PROBLEM – Extract, from the listing that follows, each line containing the word "Impedance".

RECORDS SHOWN –
* Begin *

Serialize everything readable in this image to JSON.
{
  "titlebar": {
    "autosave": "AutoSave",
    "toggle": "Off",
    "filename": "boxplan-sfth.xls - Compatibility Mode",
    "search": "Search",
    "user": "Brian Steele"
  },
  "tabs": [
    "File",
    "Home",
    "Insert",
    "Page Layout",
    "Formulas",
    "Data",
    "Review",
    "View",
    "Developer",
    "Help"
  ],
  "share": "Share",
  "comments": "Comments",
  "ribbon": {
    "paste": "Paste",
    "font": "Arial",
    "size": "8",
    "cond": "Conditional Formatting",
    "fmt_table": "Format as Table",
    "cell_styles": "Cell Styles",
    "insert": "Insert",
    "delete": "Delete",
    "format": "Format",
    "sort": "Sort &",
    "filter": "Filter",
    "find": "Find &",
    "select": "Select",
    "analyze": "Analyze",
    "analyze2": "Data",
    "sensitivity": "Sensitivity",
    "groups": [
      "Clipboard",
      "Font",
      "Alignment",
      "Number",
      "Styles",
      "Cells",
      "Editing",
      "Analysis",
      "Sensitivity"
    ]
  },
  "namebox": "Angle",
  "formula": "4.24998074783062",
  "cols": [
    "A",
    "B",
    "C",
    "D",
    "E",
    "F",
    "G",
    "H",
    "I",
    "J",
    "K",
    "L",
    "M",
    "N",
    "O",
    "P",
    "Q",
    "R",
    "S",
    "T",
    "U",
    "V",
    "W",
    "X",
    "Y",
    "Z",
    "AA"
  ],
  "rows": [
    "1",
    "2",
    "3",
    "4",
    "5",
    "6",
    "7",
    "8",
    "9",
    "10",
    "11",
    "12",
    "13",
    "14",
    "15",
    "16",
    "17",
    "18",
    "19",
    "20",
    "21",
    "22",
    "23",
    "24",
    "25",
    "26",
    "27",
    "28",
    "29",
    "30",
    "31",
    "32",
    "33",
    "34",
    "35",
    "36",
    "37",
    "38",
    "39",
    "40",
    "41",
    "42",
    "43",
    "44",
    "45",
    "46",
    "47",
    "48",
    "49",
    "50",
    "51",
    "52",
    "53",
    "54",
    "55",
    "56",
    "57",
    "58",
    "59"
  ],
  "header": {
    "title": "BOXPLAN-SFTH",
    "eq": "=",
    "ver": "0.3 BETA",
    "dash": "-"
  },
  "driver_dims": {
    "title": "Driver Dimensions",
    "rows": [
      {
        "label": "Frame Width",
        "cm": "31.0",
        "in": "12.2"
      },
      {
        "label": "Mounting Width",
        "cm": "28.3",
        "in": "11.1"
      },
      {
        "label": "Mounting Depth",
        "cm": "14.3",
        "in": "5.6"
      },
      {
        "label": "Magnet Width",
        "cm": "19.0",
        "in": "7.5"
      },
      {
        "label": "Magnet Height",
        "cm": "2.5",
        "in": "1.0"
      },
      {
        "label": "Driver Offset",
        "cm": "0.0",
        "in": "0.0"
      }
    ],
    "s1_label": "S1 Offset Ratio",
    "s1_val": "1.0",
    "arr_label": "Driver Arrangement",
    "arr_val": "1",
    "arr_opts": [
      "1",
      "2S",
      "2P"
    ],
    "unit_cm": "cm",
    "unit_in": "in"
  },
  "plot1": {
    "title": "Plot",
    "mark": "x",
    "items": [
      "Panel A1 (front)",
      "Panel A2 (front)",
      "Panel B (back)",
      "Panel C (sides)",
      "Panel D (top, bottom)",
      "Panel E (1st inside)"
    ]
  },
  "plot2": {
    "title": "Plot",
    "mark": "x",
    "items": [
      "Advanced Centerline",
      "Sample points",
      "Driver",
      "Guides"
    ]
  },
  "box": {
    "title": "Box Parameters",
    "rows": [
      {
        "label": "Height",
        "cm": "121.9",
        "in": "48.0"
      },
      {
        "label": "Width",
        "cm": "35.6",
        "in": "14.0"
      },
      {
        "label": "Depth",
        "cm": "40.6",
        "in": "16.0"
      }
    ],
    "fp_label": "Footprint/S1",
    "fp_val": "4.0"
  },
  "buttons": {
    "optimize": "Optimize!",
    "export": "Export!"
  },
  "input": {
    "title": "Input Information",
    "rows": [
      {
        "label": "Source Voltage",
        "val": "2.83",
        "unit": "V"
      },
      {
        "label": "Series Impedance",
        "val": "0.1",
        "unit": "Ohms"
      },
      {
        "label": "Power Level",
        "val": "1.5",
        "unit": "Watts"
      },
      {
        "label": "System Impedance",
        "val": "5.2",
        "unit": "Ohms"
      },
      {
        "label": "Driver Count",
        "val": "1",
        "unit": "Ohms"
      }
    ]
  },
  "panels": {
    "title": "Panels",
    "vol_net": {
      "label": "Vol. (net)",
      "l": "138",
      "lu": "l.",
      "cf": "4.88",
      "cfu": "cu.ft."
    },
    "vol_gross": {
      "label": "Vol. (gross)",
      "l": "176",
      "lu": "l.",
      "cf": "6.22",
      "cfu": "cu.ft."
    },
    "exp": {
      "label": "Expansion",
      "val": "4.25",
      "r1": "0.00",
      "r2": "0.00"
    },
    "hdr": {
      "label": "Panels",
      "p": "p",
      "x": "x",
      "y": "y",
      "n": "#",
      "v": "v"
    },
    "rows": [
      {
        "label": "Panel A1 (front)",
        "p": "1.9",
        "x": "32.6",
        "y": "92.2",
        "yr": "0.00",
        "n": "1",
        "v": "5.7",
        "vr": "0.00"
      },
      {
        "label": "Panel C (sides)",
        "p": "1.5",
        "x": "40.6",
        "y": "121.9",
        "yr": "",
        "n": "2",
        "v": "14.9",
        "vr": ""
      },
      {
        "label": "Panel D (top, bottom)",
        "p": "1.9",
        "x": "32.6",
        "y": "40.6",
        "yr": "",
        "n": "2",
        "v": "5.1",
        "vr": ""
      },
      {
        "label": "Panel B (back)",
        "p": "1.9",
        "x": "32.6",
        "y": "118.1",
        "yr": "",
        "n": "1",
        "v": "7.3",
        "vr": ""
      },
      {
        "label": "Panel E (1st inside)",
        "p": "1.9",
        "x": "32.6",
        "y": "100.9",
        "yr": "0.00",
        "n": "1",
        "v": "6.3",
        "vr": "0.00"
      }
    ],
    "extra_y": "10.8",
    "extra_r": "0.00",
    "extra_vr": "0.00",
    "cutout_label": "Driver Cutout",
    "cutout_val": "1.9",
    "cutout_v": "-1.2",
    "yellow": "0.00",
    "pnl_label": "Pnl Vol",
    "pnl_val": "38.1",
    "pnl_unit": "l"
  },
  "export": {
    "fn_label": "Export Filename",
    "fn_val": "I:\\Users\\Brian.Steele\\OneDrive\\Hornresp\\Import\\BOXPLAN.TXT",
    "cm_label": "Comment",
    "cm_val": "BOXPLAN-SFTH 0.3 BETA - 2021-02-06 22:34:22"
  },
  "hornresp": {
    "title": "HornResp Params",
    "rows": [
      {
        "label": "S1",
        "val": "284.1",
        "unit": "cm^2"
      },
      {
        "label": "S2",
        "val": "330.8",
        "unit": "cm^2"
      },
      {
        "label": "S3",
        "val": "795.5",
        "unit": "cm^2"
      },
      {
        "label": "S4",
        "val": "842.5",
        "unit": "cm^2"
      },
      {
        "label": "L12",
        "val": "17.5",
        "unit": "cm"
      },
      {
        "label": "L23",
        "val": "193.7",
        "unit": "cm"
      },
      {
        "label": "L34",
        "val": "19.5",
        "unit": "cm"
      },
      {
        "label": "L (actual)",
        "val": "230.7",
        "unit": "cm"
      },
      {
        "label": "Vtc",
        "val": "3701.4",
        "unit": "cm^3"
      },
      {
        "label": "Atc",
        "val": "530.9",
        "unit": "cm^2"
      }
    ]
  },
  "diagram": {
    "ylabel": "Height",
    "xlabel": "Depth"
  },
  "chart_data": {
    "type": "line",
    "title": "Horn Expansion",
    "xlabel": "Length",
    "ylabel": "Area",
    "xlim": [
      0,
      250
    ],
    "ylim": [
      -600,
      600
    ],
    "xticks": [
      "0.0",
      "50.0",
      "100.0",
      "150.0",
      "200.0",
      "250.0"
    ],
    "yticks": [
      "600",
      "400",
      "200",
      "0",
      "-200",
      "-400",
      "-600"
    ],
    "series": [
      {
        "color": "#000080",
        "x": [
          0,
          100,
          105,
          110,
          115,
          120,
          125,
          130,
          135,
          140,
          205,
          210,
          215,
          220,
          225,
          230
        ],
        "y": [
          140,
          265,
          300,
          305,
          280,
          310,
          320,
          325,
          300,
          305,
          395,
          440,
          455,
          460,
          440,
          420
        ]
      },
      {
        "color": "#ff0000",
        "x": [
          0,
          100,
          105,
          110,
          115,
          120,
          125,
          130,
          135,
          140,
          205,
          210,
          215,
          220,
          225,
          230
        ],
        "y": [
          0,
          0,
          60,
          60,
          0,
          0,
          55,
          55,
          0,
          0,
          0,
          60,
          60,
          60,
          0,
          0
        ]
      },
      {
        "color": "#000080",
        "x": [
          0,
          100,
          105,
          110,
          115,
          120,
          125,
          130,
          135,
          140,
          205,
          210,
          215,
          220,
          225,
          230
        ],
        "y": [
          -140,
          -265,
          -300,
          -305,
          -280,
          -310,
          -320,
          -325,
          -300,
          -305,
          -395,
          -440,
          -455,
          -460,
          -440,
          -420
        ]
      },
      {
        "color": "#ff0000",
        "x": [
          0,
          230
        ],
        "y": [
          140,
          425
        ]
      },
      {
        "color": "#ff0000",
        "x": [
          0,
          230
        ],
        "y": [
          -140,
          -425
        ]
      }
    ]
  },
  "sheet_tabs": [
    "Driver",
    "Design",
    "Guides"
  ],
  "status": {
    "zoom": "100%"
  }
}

* End *

OUTPUT FOR THIS EXERCISE –
        "label": "Series Impedance",
        "label": "System Impedance",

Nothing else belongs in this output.